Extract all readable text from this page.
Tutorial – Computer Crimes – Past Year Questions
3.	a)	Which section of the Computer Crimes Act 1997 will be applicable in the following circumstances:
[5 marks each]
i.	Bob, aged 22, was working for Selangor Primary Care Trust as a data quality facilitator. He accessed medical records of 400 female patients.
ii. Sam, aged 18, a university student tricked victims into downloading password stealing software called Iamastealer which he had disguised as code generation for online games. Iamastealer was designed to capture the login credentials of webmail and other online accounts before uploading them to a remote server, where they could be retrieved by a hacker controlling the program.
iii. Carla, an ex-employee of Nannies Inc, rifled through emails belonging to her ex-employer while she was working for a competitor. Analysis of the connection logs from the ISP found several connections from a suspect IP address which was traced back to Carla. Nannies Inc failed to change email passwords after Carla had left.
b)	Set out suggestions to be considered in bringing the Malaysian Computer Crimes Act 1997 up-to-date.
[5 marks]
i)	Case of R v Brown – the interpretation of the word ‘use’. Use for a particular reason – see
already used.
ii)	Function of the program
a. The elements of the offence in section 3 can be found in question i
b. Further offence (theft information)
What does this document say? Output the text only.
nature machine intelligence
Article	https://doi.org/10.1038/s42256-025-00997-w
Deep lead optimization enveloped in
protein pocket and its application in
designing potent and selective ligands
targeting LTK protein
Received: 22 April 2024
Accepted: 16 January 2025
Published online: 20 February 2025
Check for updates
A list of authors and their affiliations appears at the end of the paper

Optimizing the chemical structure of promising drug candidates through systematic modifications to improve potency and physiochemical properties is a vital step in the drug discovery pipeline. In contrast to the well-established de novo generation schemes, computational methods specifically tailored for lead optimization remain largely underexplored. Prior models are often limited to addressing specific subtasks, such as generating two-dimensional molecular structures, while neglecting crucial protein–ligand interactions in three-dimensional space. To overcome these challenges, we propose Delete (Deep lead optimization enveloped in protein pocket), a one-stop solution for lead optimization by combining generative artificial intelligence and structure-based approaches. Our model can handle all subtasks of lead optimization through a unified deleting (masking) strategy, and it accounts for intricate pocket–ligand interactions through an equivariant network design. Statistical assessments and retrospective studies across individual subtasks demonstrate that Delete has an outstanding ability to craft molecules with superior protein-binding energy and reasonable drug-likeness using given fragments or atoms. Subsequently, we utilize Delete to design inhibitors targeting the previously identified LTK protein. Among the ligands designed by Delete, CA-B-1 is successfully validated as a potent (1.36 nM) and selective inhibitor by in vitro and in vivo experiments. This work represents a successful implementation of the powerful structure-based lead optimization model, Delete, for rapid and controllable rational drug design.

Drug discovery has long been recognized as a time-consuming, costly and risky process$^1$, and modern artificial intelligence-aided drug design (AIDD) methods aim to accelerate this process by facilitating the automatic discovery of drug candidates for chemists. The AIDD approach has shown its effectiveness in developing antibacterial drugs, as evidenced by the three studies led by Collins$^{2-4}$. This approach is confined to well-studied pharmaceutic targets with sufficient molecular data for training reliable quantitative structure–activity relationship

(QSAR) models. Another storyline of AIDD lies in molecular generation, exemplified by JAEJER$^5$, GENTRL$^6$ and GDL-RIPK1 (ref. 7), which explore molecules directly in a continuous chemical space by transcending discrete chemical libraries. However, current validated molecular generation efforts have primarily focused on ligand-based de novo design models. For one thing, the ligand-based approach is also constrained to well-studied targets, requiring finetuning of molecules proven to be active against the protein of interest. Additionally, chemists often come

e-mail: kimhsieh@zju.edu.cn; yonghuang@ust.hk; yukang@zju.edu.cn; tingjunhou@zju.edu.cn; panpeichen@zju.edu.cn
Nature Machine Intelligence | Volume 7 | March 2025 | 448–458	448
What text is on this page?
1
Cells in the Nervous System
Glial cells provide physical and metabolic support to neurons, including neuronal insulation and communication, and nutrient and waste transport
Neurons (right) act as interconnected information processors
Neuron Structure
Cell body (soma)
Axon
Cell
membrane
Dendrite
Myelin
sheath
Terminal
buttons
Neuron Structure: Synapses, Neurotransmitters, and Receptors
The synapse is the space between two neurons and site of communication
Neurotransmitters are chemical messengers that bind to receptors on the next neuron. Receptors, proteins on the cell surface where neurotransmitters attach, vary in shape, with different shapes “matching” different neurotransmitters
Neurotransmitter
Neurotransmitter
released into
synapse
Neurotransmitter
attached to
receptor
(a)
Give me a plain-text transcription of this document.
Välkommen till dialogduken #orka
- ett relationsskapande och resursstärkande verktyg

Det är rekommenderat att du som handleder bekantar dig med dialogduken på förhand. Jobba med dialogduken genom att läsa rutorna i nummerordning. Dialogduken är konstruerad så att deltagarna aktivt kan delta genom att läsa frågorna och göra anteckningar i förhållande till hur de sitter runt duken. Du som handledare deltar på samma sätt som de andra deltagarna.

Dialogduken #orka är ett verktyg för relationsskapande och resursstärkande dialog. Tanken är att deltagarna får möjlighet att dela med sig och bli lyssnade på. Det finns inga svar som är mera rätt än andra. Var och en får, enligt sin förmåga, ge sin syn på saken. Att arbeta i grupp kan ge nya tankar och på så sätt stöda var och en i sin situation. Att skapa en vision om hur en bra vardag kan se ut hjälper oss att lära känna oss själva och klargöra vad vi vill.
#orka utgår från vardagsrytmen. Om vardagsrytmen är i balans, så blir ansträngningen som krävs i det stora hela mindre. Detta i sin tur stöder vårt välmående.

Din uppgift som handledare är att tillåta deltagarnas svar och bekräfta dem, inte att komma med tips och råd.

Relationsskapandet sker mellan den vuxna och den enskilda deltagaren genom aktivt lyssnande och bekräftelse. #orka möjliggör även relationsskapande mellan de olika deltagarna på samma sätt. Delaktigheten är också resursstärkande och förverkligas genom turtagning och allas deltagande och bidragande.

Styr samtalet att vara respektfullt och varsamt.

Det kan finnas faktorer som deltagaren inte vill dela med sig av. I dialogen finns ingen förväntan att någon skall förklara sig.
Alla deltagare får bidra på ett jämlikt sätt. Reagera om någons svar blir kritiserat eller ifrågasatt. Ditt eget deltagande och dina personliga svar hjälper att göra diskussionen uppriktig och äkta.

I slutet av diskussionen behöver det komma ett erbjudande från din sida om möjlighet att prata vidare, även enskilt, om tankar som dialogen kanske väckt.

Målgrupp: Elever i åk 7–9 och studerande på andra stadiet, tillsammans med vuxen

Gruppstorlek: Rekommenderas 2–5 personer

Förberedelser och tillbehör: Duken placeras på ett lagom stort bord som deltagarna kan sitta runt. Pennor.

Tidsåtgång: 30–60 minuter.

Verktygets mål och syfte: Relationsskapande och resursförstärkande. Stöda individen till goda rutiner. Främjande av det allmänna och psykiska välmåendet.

┄┄┄┄┄┄

**PROBLEM REQUIREMENTS**
Give the number of lines above containing the word "found", with no other text.

**TASK RESULT**
2